## Aim:
Look through the entries below and report how many lines hold the string "name". Only the number is wanted.

↓

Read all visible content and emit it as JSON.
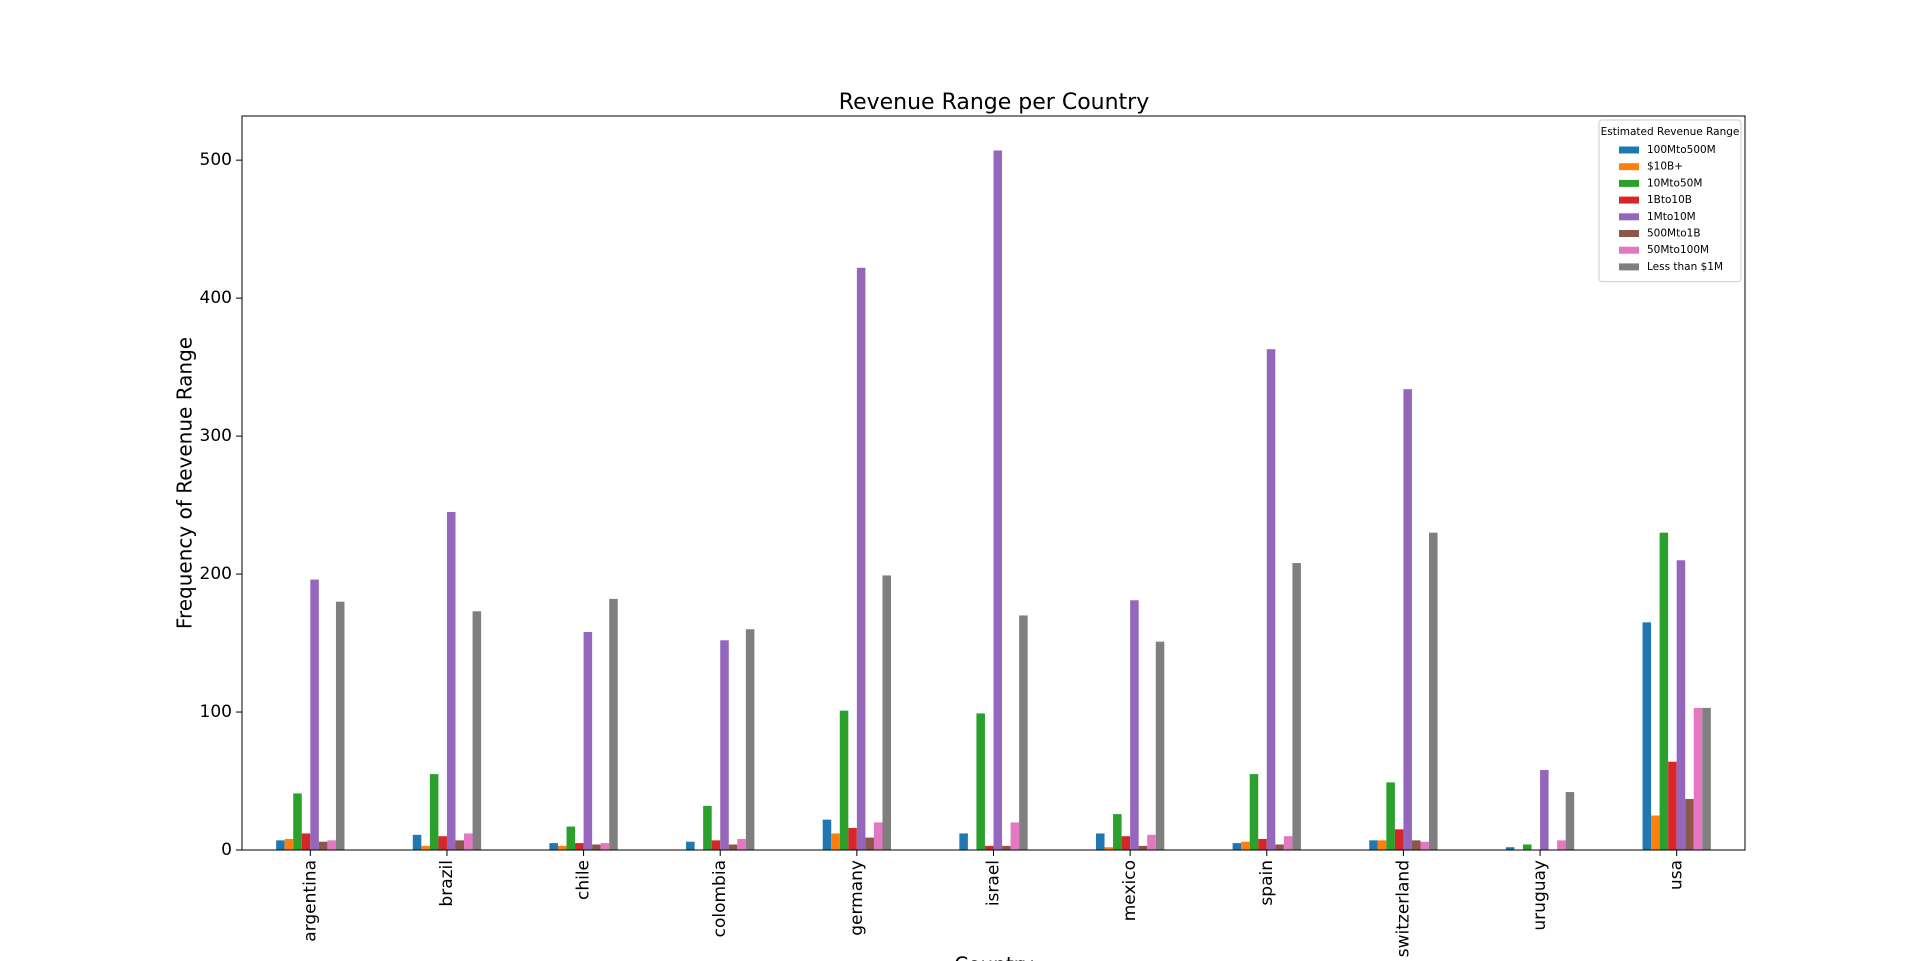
{
  "chart_data": {
    "type": "bar",
    "title": "Revenue Range per Country",
    "x_label": "Country",
    "y_label": "Frequency of Revenue Range",
    "legend_title": "Estimated Revenue Range",
    "legend_position": "upper right",
    "categories": [
      "argentina",
      "brazil",
      "chile",
      "colombia",
      "germany",
      "israel",
      "mexico",
      "spain",
      "switzerland",
      "uruguay",
      "usa"
    ],
    "series": [
      {
        "name": "100Mto500M",
        "color": "#1f77b4",
        "values": [
          7,
          11,
          5,
          6,
          22,
          12,
          12,
          5,
          7,
          2,
          165
        ]
      },
      {
        "name": "$10B+",
        "color": "#ff7f0e",
        "values": [
          8,
          3,
          3,
          null,
          12,
          null,
          2,
          6,
          7,
          null,
          25
        ]
      },
      {
        "name": "10Mto50M",
        "color": "#2ca02c",
        "values": [
          41,
          55,
          17,
          32,
          101,
          99,
          26,
          55,
          49,
          4,
          230
        ]
      },
      {
        "name": "1Bto10B",
        "color": "#d62728",
        "values": [
          12,
          10,
          5,
          7,
          16,
          3,
          10,
          8,
          15,
          null,
          64
        ]
      },
      {
        "name": "1Mto10M",
        "color": "#9467bd",
        "values": [
          196,
          245,
          158,
          152,
          422,
          507,
          181,
          363,
          334,
          58,
          210
        ]
      },
      {
        "name": "500Mto1B",
        "color": "#8c564b",
        "values": [
          6,
          7,
          4,
          4,
          9,
          3,
          3,
          4,
          7,
          null,
          37
        ]
      },
      {
        "name": "50Mto100M",
        "color": "#e377c2",
        "values": [
          7,
          12,
          5,
          8,
          20,
          20,
          11,
          10,
          6,
          7,
          103
        ]
      },
      {
        "name": "Less than $1M",
        "color": "#7f7f7f",
        "values": [
          180,
          173,
          182,
          160,
          199,
          170,
          151,
          208,
          230,
          42,
          103
        ]
      }
    ],
    "ylim": [
      0,
      532
    ],
    "yticks": [
      0,
      100,
      200,
      300,
      400,
      500
    ]
  }
}
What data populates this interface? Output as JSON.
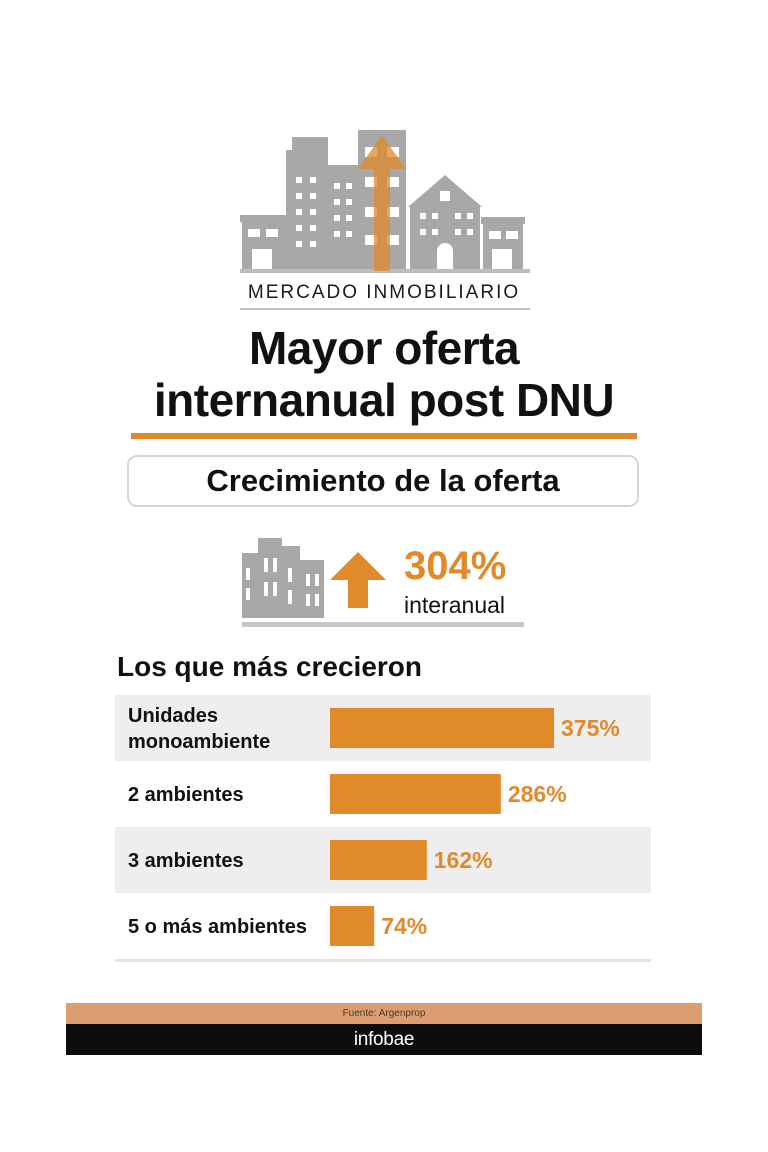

↑

## Solution:
8